→ **WORK TO BE COMPLETED**
Extract the records below word for word and ignore the images.

--- Start of DATASET EXTRACT ---

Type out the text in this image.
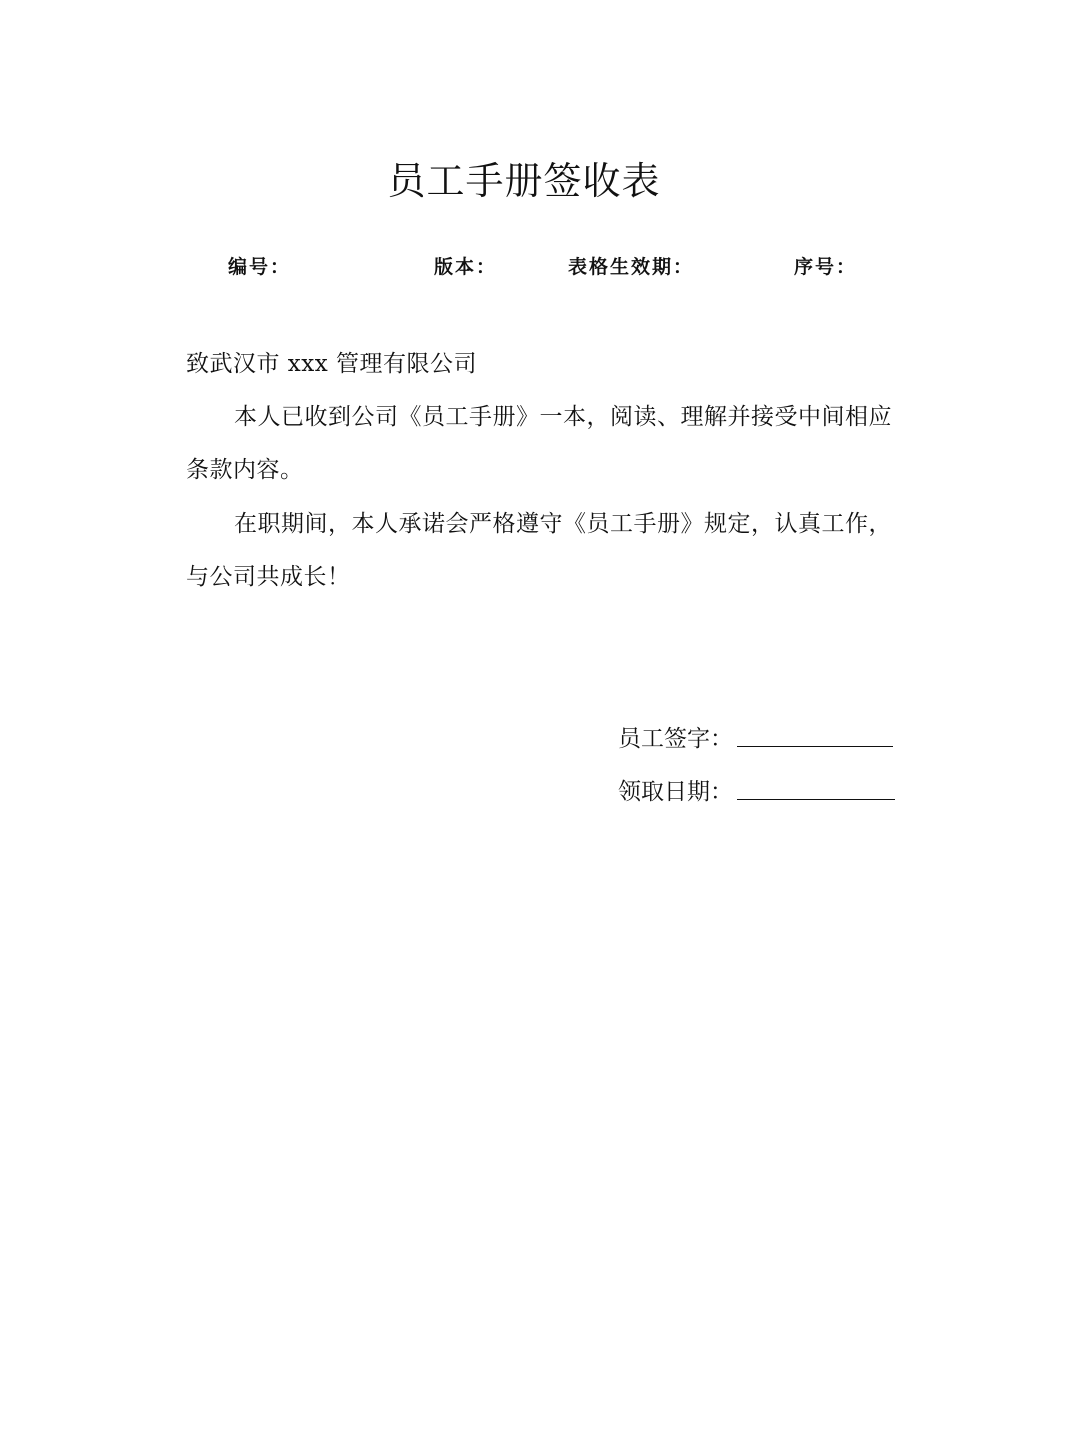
员工手册签收表
编号：	版本：	表格生效期：	序号：
致武汉市 xxx 管理有限公司
本人已收到公司《员工手册》一本，阅读、理解并接受中间相应条款内容。
在职期间，本人承诺会严格遵守《员工手册》规定，认真工作，与公司共成长！
员工签字：
领取日期：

--- End of DATASET EXTRACT ---

→ **ANSWER TO THE PROBLEM**
Type out the text in this image.
员工手册签收表
编号：	版本：	表格生效期：	序号：
致武汉市 xxx 管理有限公司
本人已收到公司《员工手册》一本，阅读、理解并接受中间相应条款内容。
在职期间，本人承诺会严格遵守《员工手册》规定，认真工作，与公司共成长！
员工签字：
领取日期：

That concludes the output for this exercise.